Consigne:
Recopiez, s'il vous plaît, le passage de l'article sur la formation des seniors qui commence par « Ce blog est » et se termine par « monde du travail. », en changeant « économistes » en « chercheurs ».

Texte à lire:

« Août of the box 2023 » : Repenser la formation professionnelle continue pour les seniors

Ce blog est issu de la série « Août of the box 2023  », réalisé en partenariat avec Paperjam  

© photo : Julien Mpia Massa

Chaque semaine de ce mois d’août, les économistes de la Fondation IDEA se penchent sur les grands défis auxquels le prochain gouvernement devra faire face. Troisième sujet abordé, l’élaboration d’une stratégie nationale de compétences des seniors, permettant notamment de faire face aux avancées technologiques rapides dans le monde du travail.

Lors du Sommet social de Porto en mai 2021, la Commission européenne a présenté son plan d’action pour une Europe plus sociale, dont l’un des objectifs est d’atteindre, d’ici 2030, 78% de taux d’emploi dans l’UE pour une population âgée de 20 à 64 ans et un deuxième consistant à parvenir à une part d’au moins 60% de la population adulte qui participe chaque année à des formations. Au Luxembourg, ces deux objectifs s’élèvent respectivement à 77,6% et 62,5%. En 2022, selon Eurostat, le taux d’emploi au Grand-Duché atteignait 74,8%, légèrement au-dessus de la moyenne de l’UE. Toutefois, il n’était que de 46,6% pour les 55-64 ans, plaçant le pays au dernier rang pour cette catégorie d’âge.  Le taux d’emploi des 55-64 ans s’élevait à 62,3% en moyenne dans l’UE, 56,9% en France et 73,3% en Allemagne pour cette même année. Afin d’atteindre l’objectif européen du taux d’emploi, parmi d’autres mesures, l’UE a décidé de faire de 2023 l’année européenne des compétences. La formation continue, en particulier pour l’adaptation aux évolutions technologiques, jouera ici un rôle clé. Au Luxembourg, de nombreuses stratégies ont été élaborées pour approfondir les compétences numériques, comme dans le Plan de reprise et de résilience du Luxembourg (2021) où figure, entre autres, l’initiative « Future Skills » lancée par l’ADEM qui cible surtout les demandeurs d’emploi de plus de 45 ans.

(Entrées enregistrées)
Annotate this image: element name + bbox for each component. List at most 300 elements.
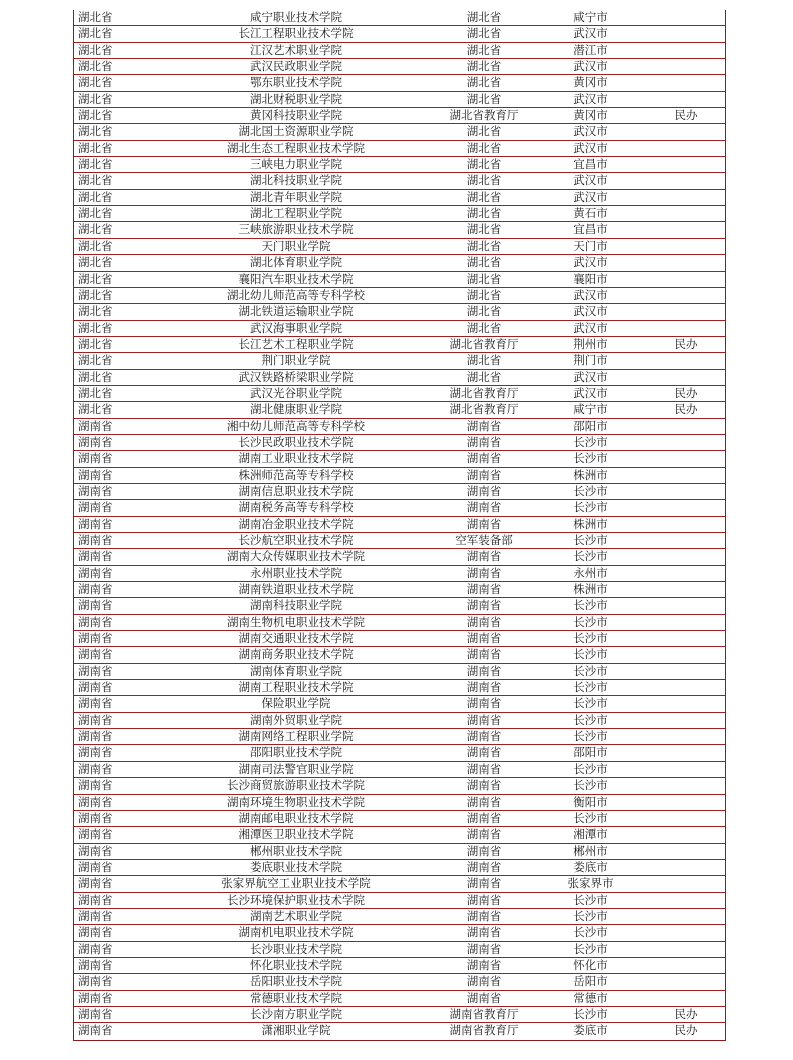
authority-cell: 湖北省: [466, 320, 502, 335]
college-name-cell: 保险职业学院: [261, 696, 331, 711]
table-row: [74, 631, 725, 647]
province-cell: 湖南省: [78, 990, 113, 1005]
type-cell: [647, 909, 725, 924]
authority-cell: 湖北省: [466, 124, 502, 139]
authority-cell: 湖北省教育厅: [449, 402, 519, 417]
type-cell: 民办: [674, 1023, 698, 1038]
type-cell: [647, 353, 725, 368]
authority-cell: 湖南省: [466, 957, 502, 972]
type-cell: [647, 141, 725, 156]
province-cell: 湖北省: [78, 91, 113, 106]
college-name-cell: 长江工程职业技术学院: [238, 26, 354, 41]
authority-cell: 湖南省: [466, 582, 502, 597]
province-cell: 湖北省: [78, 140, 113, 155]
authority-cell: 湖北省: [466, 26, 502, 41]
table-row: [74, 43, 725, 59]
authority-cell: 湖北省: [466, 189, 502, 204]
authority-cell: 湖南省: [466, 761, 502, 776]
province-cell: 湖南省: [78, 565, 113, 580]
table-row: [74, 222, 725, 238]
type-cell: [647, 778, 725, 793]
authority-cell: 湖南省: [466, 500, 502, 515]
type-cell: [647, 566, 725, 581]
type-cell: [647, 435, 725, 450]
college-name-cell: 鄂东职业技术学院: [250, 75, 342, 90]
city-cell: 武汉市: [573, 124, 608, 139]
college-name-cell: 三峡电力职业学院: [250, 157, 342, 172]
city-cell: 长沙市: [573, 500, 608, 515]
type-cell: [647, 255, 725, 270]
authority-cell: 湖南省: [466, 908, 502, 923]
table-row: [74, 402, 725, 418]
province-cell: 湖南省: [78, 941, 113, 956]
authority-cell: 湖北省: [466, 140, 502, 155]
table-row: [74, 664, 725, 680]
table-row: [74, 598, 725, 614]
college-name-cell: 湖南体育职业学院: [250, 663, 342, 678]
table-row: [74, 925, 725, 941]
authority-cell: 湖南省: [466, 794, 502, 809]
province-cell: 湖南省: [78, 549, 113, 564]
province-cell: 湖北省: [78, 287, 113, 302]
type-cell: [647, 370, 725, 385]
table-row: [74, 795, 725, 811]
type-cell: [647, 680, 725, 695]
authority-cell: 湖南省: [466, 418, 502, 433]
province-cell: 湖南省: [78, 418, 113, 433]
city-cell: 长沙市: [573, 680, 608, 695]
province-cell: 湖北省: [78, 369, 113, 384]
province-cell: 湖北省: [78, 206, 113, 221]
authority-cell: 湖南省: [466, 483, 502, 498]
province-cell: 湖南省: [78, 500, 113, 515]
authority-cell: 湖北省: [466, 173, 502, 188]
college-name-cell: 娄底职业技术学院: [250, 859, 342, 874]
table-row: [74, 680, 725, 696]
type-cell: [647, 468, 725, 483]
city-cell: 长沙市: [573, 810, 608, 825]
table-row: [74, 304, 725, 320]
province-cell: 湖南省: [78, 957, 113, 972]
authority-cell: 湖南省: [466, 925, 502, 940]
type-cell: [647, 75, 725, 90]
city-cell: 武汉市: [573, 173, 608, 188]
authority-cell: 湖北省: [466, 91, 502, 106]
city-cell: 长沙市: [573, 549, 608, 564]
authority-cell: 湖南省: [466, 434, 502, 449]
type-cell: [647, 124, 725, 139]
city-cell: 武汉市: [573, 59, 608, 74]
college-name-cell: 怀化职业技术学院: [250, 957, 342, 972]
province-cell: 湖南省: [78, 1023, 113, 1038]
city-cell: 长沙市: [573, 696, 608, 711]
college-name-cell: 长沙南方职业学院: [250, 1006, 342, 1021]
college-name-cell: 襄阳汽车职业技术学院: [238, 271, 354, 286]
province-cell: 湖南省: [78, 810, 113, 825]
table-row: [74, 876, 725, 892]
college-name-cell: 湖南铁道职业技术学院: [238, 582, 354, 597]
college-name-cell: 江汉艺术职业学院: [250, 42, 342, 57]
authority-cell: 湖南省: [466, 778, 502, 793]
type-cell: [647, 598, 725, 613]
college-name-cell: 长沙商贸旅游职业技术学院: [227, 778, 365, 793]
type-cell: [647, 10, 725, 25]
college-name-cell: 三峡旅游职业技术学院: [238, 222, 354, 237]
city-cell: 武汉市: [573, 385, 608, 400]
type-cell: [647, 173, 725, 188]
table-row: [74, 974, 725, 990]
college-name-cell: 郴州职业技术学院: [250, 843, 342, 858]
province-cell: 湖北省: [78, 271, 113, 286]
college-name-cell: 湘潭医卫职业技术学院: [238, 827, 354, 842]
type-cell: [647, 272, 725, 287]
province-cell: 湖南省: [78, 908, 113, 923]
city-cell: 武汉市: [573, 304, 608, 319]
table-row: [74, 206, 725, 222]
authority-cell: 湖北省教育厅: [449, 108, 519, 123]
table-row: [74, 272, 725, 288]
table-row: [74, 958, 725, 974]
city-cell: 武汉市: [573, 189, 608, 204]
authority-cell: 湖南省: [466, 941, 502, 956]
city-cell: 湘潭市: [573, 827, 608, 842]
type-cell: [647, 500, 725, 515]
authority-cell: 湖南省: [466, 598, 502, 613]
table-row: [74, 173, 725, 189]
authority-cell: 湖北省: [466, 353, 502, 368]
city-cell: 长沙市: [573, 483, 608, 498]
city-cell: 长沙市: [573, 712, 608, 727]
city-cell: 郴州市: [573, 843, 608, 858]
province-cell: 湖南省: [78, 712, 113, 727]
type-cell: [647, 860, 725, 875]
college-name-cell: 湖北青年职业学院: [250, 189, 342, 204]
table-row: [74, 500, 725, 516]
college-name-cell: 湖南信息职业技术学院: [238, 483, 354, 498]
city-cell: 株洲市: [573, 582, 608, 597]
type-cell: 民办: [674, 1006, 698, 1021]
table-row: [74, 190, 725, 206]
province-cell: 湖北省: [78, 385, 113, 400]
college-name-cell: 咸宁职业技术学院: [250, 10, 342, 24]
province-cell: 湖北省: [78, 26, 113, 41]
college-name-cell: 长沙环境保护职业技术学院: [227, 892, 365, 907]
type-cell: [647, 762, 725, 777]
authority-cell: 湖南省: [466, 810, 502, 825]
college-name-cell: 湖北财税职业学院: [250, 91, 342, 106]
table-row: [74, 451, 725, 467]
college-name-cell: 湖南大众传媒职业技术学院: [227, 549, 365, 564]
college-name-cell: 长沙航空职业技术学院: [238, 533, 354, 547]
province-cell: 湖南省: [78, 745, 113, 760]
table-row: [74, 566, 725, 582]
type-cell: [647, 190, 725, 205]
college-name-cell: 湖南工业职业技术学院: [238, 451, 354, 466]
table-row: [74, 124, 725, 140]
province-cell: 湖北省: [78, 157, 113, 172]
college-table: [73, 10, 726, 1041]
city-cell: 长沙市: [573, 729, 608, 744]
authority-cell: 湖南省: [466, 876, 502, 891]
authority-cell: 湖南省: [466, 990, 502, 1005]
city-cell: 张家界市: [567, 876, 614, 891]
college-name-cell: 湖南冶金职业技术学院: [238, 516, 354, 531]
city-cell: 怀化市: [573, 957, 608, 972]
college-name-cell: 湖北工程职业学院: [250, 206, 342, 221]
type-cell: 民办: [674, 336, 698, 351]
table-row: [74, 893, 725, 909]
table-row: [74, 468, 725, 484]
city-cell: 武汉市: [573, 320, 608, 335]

Solution:
Ce blog est issu de la série « Août of the box 2023  », réalisé en partenariat avec Paperjam  

© photo : Julien Mpia Massa

Chaque semaine de ce mois d’août, les chercheurs de la Fondation IDEA se penchent sur les grands défis auxquels le prochain gouvernement devra faire face. Troisième sujet abordé, l’élaboration d’une stratégie nationale de compétences des seniors, permettant notamment de faire face aux avancées technologiques rapides dans le monde du travail.